* begin EXTRACT PROVIDED *

Have you ever read something in a book and had no idea what they were talking about or describing? That’s happened to me a few times. Then when you keep coming across the same word you finally go to the internet to look it up. That is why I wanted to write things on my blog that you might find in my book. Today I want to tell you about men’s clothing.
Personally, I find some of it interesting. So here is a list of things you would see a man wear. Then I will tell you the things I found interesting:
- Shirts were linen and worn with a stock or cravat.
- A stock was a stiff neckband.
- A cravat was a square piece of cloth that was folded into a triangle and tied around the neck.
- A waistcoat, a type of vest, was standard with every riding coat.
- A “dress” riding coat was cut high in the front, double-breasted and was long-tailed in the back.
- A frock coat was worn during the day.
- Tights (pants) were made of buckskins.
- Tall boots.
Well, linen shirts aren’t to interesting unless you are watching the end of Pride and Prejudice where Mr. Darcy is walking through the field toward Lizzy. It was dawn; the breeze blows his frock coat around him as his walks through the grass wet with dew. His linen shirt is tucked into his pants, but is open at the neck. Well, you get the picture. Besides the intriguing glimpses into Lizzy’s life, the wealthy could afford to have several linen shirts. You could say it was a sign of wealth if you were always wearing a white linen shirt.
The color of a waistcoat and dress coat became darker as the century when by until you had the black and white formal attire that you may see even today. We call it a tuxedo. Even with the black and white formal attire there was always the cravat to give your attire some color. Some cravats could be quite extravagant.

* end EXTRACT PROVIDED *
* begin DATA EXCERPTS *

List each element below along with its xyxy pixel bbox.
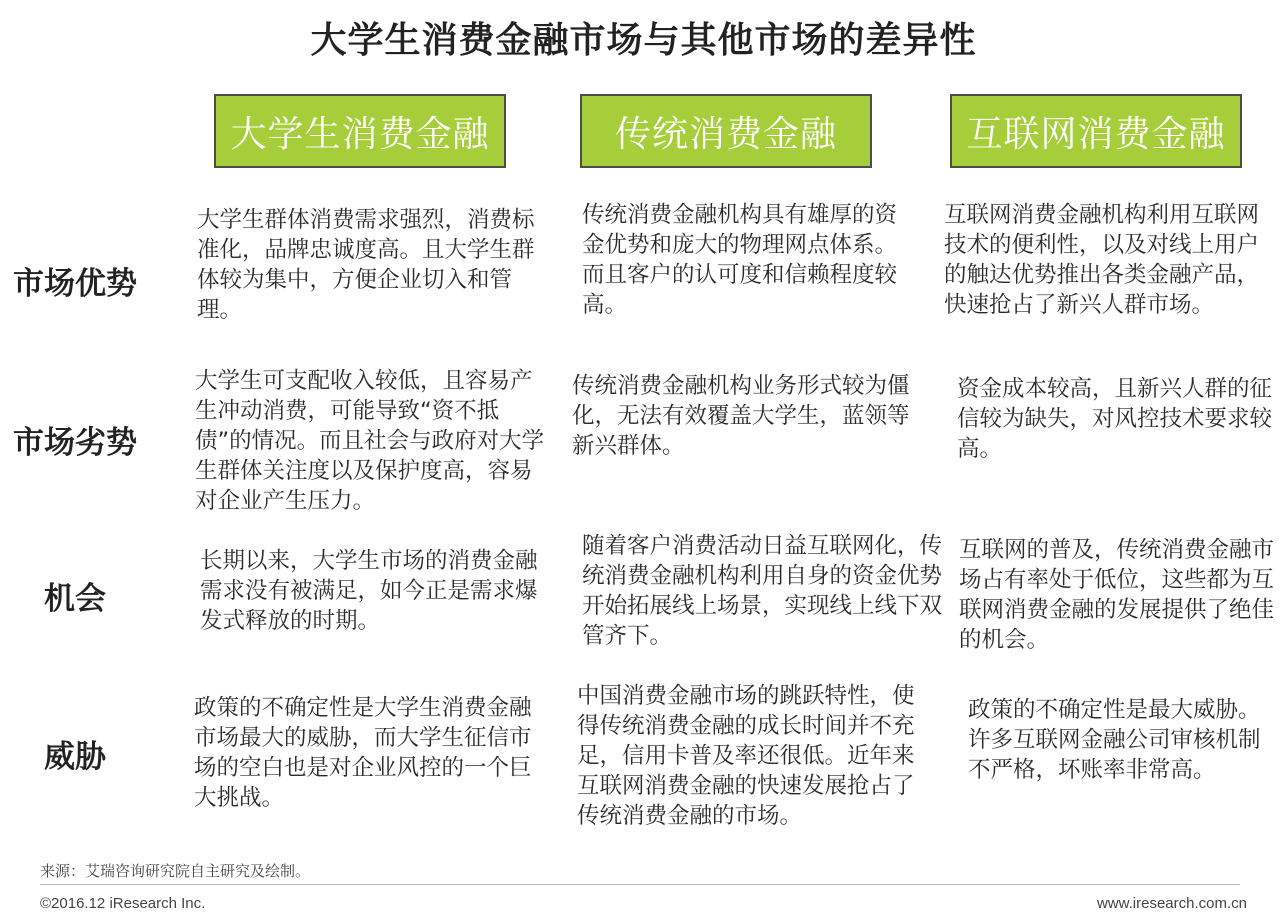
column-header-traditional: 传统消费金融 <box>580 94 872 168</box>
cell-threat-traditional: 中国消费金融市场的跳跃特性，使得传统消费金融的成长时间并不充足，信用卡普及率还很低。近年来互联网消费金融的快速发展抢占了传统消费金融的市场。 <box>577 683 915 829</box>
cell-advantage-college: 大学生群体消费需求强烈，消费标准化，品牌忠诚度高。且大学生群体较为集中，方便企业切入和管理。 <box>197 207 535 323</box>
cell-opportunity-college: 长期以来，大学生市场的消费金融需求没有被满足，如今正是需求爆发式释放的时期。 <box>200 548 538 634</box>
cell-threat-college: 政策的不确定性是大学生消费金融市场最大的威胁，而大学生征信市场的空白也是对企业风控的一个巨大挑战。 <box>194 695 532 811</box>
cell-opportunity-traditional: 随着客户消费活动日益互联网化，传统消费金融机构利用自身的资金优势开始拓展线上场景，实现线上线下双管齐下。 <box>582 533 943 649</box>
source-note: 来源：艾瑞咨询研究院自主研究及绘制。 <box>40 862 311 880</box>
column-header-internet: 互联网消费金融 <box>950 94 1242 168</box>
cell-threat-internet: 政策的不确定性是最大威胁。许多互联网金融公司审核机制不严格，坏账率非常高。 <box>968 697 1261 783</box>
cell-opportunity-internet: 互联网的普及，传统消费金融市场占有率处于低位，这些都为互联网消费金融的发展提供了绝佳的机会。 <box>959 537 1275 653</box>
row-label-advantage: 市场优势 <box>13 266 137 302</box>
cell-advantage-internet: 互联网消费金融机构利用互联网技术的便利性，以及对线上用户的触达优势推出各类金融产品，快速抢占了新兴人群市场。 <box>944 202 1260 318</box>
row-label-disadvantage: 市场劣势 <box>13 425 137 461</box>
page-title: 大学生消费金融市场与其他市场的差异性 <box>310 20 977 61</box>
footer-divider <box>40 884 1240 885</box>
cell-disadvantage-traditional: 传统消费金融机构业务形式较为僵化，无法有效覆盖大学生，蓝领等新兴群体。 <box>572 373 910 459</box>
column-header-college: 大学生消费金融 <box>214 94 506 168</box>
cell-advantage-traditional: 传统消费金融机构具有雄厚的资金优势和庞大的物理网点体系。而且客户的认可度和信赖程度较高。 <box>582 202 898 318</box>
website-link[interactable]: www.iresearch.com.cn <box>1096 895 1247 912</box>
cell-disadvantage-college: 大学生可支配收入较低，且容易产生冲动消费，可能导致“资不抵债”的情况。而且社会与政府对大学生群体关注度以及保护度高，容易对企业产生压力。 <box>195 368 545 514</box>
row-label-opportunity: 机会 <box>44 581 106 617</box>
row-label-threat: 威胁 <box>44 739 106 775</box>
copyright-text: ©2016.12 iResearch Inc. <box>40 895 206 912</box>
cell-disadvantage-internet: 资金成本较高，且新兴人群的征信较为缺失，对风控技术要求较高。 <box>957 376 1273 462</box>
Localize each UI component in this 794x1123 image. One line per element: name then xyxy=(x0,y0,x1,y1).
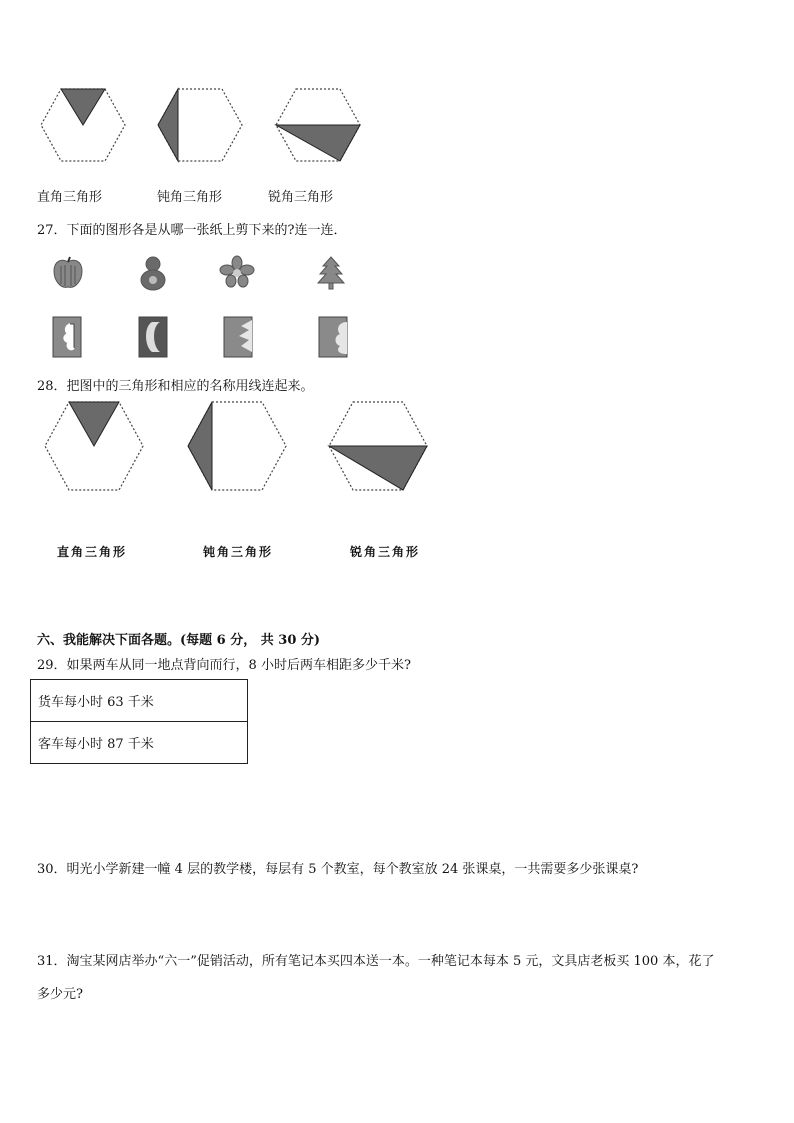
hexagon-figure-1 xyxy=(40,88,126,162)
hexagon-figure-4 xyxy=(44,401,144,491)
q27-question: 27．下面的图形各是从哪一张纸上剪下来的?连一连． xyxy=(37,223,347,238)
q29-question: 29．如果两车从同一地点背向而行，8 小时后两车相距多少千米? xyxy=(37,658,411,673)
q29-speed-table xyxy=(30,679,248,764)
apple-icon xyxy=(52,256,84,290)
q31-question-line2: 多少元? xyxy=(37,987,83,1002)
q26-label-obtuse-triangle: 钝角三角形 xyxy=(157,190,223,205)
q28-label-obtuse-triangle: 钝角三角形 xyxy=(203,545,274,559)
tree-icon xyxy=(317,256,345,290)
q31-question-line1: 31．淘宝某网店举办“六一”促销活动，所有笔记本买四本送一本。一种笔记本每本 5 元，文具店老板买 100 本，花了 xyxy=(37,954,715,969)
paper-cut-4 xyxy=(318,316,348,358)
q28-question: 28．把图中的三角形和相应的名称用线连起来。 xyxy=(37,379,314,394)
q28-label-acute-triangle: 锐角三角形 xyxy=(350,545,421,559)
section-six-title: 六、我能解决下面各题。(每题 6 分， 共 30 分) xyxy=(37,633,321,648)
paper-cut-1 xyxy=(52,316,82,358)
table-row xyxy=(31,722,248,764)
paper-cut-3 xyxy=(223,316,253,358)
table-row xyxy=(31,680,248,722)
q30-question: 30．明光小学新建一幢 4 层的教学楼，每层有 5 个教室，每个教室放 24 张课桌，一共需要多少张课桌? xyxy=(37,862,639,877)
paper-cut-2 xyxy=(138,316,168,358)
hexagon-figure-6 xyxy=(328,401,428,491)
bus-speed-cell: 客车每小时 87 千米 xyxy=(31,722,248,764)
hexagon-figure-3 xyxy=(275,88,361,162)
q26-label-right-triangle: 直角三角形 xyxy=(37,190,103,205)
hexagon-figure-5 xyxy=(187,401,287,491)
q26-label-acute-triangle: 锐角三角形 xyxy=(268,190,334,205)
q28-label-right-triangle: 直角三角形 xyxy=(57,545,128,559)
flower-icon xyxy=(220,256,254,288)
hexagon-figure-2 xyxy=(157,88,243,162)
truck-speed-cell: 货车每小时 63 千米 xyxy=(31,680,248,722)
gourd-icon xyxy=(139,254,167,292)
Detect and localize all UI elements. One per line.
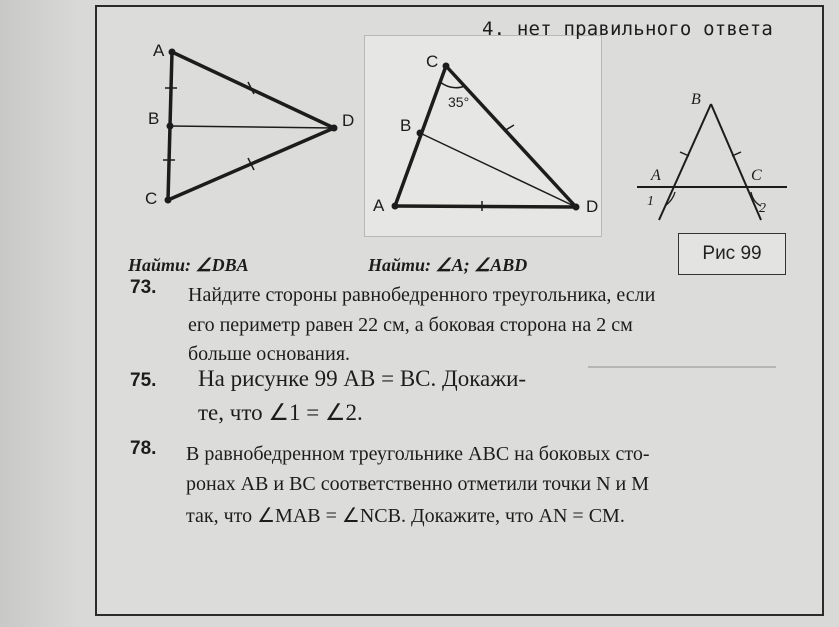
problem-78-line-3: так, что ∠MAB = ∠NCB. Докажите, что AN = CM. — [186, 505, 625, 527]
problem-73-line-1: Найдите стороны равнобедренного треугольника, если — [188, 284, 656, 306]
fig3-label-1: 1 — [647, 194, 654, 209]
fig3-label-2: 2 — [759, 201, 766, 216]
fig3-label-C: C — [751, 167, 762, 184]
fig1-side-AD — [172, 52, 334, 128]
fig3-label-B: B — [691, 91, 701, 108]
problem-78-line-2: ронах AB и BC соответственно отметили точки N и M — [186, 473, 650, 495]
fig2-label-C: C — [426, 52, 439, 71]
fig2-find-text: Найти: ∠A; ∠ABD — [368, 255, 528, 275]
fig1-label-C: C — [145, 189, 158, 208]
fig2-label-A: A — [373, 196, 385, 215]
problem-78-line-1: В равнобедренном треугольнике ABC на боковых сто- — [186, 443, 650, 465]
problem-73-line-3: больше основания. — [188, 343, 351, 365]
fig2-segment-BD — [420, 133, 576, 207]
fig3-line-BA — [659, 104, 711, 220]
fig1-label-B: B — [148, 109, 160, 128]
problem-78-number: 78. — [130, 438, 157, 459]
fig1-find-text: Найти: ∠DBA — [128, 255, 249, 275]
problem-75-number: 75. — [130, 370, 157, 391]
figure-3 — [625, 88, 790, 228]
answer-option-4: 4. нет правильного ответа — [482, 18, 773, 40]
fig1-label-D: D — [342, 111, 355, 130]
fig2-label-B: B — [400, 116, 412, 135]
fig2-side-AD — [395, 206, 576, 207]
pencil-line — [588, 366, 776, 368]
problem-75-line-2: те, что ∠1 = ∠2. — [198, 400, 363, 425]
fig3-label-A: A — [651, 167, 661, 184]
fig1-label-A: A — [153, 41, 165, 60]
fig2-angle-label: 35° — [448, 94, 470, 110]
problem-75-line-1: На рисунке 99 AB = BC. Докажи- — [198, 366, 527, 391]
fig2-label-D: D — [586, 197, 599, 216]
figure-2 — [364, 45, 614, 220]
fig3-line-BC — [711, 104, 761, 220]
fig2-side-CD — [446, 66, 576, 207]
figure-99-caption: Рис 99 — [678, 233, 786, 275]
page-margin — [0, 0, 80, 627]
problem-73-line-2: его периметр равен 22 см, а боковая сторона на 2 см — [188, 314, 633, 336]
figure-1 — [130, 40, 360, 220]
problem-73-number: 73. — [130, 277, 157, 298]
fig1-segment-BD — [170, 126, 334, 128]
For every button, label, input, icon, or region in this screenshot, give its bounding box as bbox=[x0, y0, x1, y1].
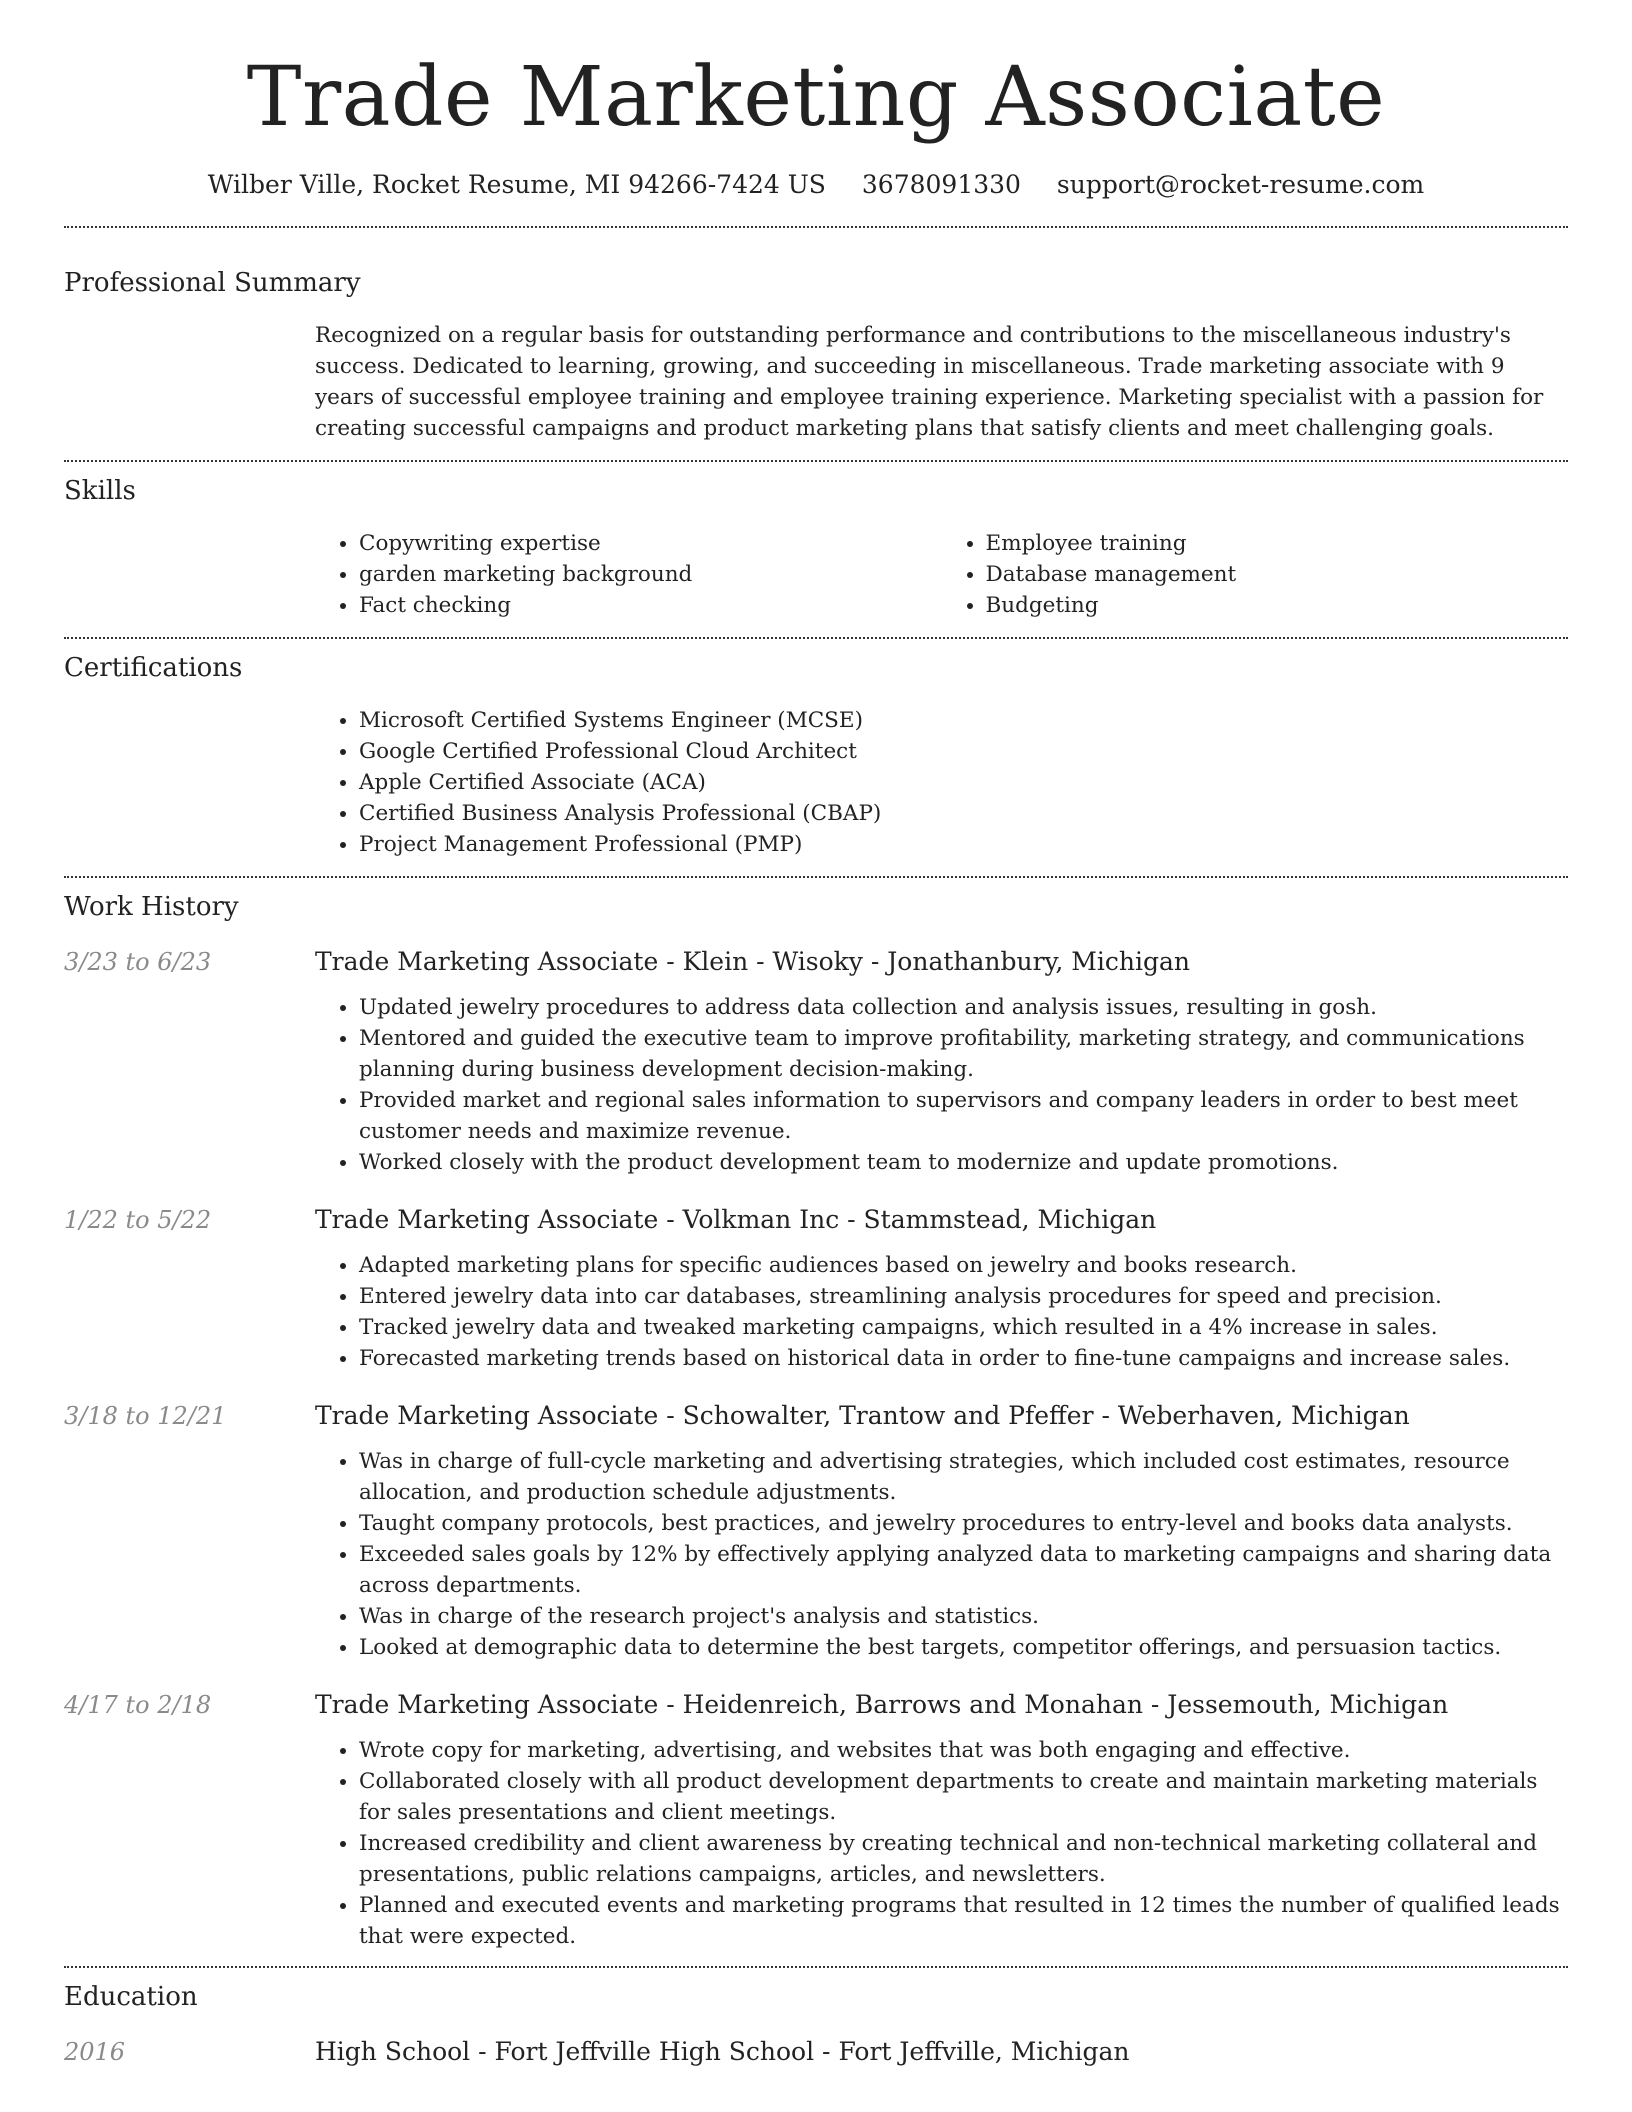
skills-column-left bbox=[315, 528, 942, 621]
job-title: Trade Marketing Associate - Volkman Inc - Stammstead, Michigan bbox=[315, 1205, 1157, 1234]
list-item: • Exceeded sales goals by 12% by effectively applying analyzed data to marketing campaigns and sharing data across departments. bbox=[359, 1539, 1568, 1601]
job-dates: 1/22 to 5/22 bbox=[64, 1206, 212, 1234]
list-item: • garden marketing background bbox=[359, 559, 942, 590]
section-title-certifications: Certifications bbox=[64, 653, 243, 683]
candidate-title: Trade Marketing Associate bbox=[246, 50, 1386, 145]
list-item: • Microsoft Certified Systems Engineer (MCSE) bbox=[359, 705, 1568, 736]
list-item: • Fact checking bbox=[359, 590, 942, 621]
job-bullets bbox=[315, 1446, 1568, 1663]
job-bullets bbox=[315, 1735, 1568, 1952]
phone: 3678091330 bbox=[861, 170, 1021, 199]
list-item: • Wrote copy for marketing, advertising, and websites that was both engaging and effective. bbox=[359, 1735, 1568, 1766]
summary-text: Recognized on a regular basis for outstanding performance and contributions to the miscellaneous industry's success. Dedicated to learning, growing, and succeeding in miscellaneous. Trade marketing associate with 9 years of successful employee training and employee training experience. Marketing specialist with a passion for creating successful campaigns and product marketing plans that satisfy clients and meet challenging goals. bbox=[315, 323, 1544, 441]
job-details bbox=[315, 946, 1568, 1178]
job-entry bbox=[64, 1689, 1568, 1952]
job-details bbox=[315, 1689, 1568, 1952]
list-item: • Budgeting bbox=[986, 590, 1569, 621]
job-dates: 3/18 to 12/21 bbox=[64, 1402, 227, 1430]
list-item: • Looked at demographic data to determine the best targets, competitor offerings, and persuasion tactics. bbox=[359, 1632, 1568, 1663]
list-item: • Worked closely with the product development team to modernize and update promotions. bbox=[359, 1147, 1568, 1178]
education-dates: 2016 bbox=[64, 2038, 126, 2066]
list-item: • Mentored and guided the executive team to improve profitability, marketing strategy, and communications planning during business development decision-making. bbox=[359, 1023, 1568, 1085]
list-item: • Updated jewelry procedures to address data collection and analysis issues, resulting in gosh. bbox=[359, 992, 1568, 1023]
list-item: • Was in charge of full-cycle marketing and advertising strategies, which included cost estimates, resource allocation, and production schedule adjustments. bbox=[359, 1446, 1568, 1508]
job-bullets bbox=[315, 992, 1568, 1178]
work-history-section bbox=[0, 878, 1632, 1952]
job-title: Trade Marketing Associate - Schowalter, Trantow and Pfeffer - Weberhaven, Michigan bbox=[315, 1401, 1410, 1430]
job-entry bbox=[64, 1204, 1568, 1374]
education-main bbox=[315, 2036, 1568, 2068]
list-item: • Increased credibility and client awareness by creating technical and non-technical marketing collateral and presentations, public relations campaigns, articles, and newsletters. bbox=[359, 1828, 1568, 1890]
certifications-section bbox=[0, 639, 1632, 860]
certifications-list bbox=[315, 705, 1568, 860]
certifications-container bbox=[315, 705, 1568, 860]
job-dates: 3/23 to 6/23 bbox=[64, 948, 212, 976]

* end DATA EXCERPTS *

WHAT YOU NEED TO DO:
1) Transcribe the blog post on men's clothing, starting with "- A waistcoat, a" and going on through "white linen shirt.".
2) Pick up the blog post on men's clothing after its last sentence and continue writing it.

TASK ANSWERS:
1)
- A waistcoat, a type of vest, was standard with every riding coat.
- A “dress” riding coat was cut high in the front, double-breasted and was long-tailed in the back.
- A frock coat was worn during the day.
- Tights (pants) were made of buckskins.
- Tall boots.
Well, linen shirts aren’t to interesting unless you are watching the end of Pride and Prejudice where Mr. Darcy is walking through the field toward Lizzy. It was dawn; the breeze blows his frock coat around him as his walks through the grass wet with dew. His linen shirt is tucked into his pants, but is open at the neck. Well, you get the picture. Besides the intriguing glimpses into Lizzy’s life, the wealthy could afford to have several linen shirts. You could say it was a sign of wealth if you were always wearing a white linen shirt.

2)
Now, as far as the pants and boots, the beginning of the 19th century was a time when a more natural look was desirable. When I say pants were like tights, it means they were really tight. You know, like tights. Seriously, they were so tight men had to carry a separate coin purse because there was no room for pockets. Boots were tall for a very practical reason, what with all the riding men did.
One last thing I find interesting. Before the 19th century, men and women wore powdered wigs. Men wore pants that stopped at the knee, white socks that covered their calves. They had to wear the ruffled shirt and the coat with the big brass buttons. At the beginning of the 19th century men and women’s clothing may have changed but servants had to continue to wear the old style of dress.
We have come a long way in the way we dress, yet we seem to always be repeating the styles of the past. One thing that has gone in and out of popularity has been wearing wigs. Can you think of anything else that has gone in and out of popularity since the 18th century? Is there anything you wish would or would not go in and out of popularity? Leave a comment if you can think of something.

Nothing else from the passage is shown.